Exercise task -
Copy out lines with the word "Sources" from the material that follows.
>> begin Supplied records
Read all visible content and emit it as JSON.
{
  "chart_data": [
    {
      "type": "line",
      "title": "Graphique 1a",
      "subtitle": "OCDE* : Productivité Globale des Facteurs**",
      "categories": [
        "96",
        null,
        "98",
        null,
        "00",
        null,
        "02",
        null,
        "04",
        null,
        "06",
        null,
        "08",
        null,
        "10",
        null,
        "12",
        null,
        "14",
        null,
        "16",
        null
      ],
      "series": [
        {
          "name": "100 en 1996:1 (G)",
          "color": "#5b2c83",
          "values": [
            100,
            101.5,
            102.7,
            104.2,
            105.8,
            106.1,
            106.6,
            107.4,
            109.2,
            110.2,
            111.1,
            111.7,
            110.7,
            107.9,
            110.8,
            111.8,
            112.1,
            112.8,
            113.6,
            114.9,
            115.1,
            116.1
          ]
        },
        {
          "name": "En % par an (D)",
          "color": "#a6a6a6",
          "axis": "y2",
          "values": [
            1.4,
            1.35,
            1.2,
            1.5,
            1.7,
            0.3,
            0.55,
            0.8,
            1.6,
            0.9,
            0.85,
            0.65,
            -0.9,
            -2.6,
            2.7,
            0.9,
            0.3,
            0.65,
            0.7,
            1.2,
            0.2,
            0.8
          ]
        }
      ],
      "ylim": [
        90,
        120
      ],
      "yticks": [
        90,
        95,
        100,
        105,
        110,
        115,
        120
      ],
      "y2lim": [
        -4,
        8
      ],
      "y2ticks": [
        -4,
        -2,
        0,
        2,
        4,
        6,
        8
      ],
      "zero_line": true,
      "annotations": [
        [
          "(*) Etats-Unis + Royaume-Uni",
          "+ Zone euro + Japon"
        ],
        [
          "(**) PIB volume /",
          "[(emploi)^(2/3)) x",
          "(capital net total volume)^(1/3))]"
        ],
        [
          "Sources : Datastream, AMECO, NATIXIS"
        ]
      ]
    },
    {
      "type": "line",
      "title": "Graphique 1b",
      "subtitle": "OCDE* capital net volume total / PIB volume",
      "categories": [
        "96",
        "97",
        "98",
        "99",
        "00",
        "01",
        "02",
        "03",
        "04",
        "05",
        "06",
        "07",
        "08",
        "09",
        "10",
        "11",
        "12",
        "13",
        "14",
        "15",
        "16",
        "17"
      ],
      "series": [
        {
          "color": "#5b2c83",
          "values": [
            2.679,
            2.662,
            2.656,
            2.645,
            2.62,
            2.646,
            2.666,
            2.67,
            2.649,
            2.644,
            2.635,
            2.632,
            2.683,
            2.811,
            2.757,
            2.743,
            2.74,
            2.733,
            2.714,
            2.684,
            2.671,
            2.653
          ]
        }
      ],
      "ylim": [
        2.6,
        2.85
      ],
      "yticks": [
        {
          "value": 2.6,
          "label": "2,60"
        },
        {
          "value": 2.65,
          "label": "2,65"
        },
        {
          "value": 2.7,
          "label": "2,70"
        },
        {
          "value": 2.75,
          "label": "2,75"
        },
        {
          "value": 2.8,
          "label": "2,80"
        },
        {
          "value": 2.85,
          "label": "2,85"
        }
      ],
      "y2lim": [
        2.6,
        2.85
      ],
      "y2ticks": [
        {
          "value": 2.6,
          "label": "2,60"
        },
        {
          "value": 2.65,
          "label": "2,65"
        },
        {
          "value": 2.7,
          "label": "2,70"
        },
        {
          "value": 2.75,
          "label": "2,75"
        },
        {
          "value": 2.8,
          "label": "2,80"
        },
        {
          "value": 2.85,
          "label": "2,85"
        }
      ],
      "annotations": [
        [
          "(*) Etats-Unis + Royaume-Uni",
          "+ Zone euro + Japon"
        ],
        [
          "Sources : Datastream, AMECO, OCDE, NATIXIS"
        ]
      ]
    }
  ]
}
>> end Supplied records
Solution to this problem -
          "Sources : Datastream, AMECO, NATIXIS"
          "Sources : Datastream, AMECO, OCDE, NATIXIS"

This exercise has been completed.